Lets put you in my situation who is a 22 years old student, who just lived in the U.S for 4 years (I was born in Vietnam ). I have a whole life to enjoy this hobby, other camera body and lens. I don't have much money and I know that you guys are using some gears that cost 2 or 3 times mine. I really love fish (got this from my dad, he loves fish too). I have spent over 2 months to save money, waiting for ebay products from China, HK cause they are cheaper and at this time, the driftwood is still in my restroom.

Ok guys. I know it depends on your own experiences, how you handle the camera and how you use it. $100 is not too much but you can also use that $100 many other ways. So the question is if you have ever compared 2 lens that has the same functions on the same body kit. How do you like or not like? Would you spend a little more to get 10 instead of saving a little bit to get 8-9?

PS: Thanks tpt for having so many information, and thanks to many people that help me a lot here. If my post isn't clear or so mean to you or even makes you feel angry. I didn't mean to do that because English is not my mother language, I still have to switch to a translate site to know the meaning of some words.


----------



## Nubster

Like I said in a post above...for a hobby photographer like you and me, or someone that is just getting in to photography, in my opinion, it doesn't make a lot of sense to buy the very top of the line gear when something third party will get you very close to the same results at a fraction of the cost. 

Yes, it's very true, 99% of the time third party won't come too close to pro glass, but you are talking about lenses that cost over $1000 compared to lenses costing $300-800.

If I were you, and I once was, I'd look hard at third party, non-pro Canon (still really good stuff), and used gear. Like you said, you are young and have plenty of time to upgrade if you decide you like the hobby and want to go further with it.


----------



## Ibn

If money is an issue, then take a look at some of the legacy lenses. They're older lenses without the functionalities of the current lenses (e.g. vibration reduction/image stabilization/nano coating). 

I've used plenty in the past and still own some. For instance, the manual focus version of the Tamron 90mm f/2.8. Stellar lens that I picked up for ~200 and eventually sold to a friend for a paltry $100. It had better edge to edge sharpness than the Nikon 105mm f/2.8 macro (which was eventually replaced by the 105mm f/2.8 VR macro). 

Some third party lenses are also up to par if not surpassing the pro line up (of course they also match or exceed in price). Take for instance the Sigma 50mm f/1.4, Sigma 85mm f/1.4, as well as the entire Zeiss line.

As for taking pics of tanks under LEDs, mess around w/the white balance settings.


----------



## vincent201089

Nice tank, I have a 70g saltwater but tank crashed. I use to take pics with my cyber shot and under led light. Pics are weird. I switch to led because of the T5 heat during summer and I don't wanna pay more than $100 every year for replace bulbs. I prefer T5 but it's hot.


----------



## vincent201089

Is this the 100mm f2.8 usm we are talking about? Not the L
http://www.keh.com/camera/Canon-EOS-Fixed-Focal-Length-Lenses/1/sku-CE06999040813N?r=FE


----------



## speedie408

vincent201089 said:


> Is this the 100mm f2.8 usm we are talking about? Not the L
> http://www.keh.com/camera/Canon-EOS-Fixed-Focal-Length-Lenses/1/sku-CE06999040813N?r=FE


That's the one. Tack sharp!! Just as good as the "pro" version. The bokeh is not as creamy but it's not necessary for aquarium shots.

[Page element annotations]
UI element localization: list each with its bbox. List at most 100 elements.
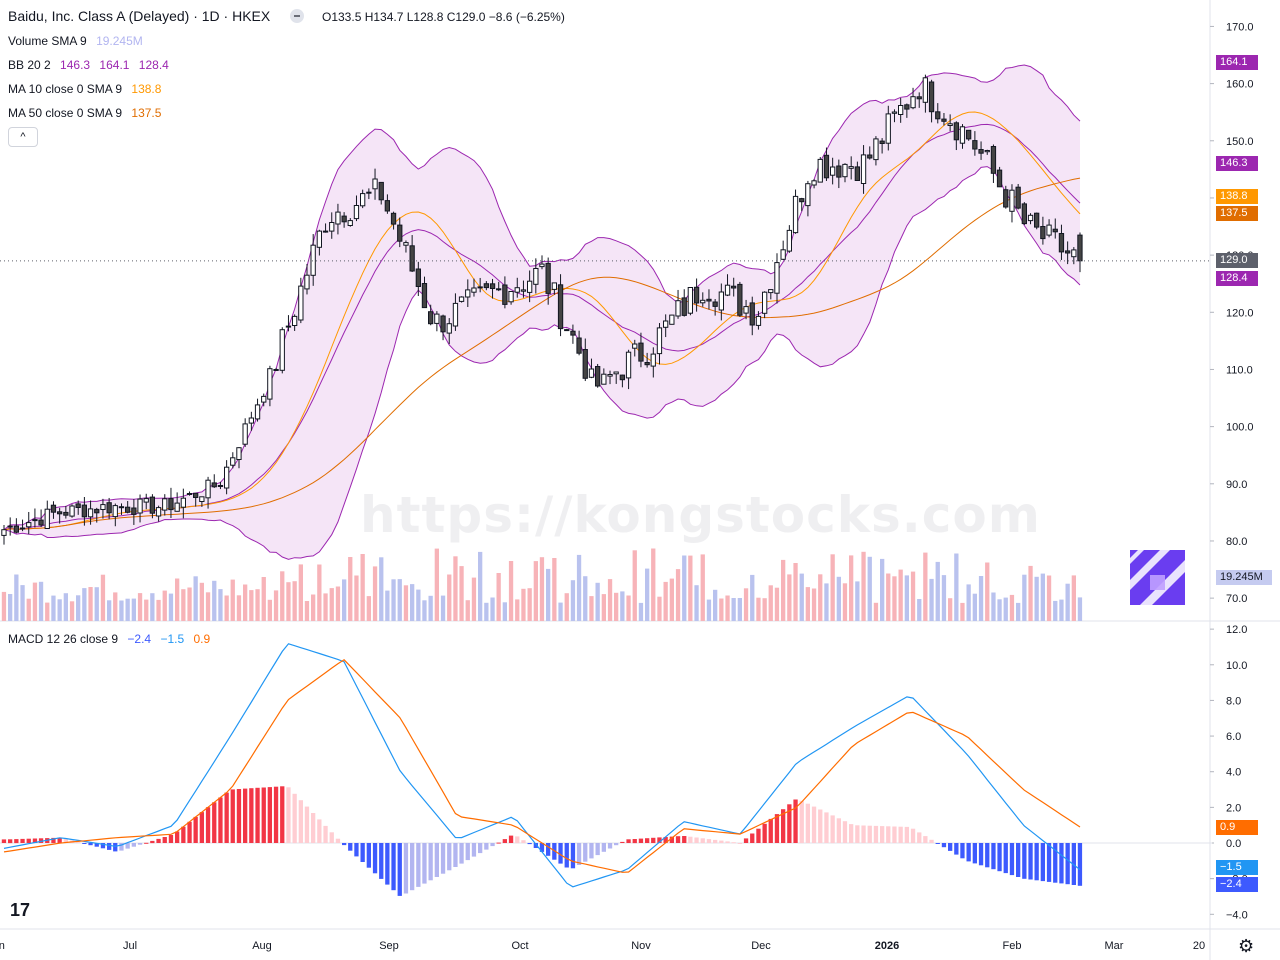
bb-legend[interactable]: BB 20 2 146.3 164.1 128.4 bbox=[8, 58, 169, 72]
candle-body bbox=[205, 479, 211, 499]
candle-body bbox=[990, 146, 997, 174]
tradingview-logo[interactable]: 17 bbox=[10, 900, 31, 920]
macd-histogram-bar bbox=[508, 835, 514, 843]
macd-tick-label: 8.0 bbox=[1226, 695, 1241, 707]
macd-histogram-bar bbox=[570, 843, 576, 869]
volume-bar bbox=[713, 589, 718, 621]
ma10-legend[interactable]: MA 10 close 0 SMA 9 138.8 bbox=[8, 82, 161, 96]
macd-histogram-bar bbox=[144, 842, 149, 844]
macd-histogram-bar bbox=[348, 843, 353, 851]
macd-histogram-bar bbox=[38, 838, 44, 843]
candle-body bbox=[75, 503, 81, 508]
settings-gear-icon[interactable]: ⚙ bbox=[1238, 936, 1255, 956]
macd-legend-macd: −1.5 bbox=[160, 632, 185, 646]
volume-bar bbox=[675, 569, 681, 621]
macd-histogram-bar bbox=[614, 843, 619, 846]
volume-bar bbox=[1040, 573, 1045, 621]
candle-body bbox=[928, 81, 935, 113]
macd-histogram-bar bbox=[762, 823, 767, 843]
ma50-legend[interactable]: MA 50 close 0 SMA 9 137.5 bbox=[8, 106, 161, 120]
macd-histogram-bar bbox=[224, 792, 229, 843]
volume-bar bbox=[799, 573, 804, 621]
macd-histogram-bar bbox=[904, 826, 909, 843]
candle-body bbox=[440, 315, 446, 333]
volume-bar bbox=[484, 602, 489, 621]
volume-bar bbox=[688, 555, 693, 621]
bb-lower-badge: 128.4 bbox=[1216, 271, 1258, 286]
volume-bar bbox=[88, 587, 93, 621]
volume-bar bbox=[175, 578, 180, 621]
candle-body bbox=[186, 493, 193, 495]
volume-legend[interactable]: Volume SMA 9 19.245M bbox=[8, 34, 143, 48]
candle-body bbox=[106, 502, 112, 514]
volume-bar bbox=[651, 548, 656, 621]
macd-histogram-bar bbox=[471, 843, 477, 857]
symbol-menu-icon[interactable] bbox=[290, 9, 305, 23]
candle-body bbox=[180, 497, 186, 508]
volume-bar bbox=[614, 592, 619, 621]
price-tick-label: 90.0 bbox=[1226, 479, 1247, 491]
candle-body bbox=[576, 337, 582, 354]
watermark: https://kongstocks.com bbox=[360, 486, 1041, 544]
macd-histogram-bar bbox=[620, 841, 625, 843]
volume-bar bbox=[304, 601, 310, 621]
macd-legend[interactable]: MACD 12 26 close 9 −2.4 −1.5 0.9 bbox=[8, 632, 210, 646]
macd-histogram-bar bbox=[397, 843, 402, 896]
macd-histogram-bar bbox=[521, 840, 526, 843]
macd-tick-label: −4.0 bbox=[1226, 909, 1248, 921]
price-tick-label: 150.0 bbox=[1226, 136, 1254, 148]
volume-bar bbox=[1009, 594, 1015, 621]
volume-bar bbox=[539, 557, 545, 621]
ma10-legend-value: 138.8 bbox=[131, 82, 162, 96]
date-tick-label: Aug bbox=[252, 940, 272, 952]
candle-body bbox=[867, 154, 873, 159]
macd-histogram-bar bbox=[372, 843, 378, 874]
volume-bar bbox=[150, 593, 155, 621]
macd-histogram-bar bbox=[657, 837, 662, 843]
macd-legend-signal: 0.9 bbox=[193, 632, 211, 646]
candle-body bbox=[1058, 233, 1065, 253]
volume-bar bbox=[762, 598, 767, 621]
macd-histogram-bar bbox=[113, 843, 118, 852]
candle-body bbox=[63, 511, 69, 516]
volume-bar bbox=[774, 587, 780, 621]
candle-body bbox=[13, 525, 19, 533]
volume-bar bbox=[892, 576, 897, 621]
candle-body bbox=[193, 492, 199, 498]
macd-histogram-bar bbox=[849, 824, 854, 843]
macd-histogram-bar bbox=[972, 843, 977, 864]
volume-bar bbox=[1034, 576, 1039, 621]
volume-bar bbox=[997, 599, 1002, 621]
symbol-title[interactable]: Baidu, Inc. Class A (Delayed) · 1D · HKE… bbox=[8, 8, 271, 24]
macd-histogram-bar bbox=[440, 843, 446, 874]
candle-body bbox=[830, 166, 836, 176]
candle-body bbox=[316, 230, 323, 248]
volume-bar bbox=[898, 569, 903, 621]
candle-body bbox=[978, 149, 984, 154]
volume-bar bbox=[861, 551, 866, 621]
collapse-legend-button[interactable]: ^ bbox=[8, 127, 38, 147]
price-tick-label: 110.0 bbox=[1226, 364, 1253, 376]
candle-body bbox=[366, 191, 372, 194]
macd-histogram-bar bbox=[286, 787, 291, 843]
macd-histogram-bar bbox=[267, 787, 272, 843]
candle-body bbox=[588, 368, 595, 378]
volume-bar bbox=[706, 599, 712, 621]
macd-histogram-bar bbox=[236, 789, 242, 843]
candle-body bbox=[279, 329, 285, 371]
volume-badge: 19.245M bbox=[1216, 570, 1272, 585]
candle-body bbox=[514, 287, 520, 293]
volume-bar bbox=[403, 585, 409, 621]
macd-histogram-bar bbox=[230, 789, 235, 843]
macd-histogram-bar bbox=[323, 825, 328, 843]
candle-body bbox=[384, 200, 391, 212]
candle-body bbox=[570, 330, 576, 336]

What you have to do:
For each statement, say yes or no according to whether it agrees with the forum thread on camera lenses, and quote the thread's deciding words.
1. The person who started the thread was born in Vietnam.
2. Ibn sold the manual focus Tamron 90mm f/2.8 to a friend for $200.
3. According to speedie408, the bokeh of the 100mm f2.8 usm is as creamy as that of the "pro" version.
The entries above are separate material with no connection to the forum thread.

Solution to this task:
1. Yes: "I was born in Vietnam"
2. No: "picked up for ~200 and eventually sold to a friend for a paltry $100"
3. No: "The bokeh is not as creamy but it's not necessary for aquarium shots."